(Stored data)
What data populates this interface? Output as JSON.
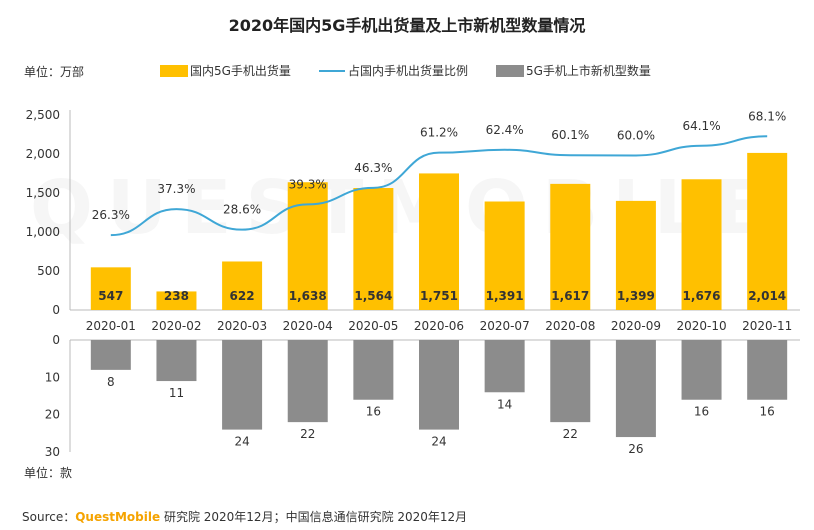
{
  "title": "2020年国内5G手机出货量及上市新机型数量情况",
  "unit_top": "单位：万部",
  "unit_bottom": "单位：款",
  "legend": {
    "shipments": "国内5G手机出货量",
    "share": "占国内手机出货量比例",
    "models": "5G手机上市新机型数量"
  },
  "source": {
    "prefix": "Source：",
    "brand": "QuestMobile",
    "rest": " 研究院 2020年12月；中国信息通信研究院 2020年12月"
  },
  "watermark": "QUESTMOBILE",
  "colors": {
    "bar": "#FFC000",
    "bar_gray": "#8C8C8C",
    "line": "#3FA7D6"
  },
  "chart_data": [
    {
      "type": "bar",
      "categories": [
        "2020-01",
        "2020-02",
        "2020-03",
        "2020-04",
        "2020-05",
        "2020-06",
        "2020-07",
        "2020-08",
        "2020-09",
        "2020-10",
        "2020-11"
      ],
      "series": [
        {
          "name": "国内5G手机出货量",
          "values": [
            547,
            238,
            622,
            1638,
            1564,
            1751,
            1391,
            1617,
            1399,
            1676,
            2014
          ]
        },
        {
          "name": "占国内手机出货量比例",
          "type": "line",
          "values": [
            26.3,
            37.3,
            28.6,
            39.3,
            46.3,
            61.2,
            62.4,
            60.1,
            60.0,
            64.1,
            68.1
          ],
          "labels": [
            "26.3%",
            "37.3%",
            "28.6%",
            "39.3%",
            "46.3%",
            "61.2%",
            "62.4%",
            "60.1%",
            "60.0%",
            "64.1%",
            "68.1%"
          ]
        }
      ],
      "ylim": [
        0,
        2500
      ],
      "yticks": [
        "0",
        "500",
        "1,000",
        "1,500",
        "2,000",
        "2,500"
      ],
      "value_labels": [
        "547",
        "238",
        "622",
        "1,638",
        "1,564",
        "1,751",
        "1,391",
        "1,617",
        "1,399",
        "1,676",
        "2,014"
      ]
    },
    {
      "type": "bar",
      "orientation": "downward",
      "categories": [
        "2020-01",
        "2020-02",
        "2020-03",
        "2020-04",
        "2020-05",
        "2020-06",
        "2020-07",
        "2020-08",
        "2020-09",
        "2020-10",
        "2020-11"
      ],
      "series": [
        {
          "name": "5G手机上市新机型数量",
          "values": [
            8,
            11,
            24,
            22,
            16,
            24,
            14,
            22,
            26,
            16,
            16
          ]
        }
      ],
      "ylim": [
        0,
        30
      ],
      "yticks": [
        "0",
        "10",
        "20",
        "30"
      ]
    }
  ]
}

*Work to be completed*
Go through the records and show every line with the string "name" in it.

*Answer to this task*
          "name": "国内5G手机出货量",
          "name": "占国内手机出货量比例",
          "name": "5G手机上市新机型数量",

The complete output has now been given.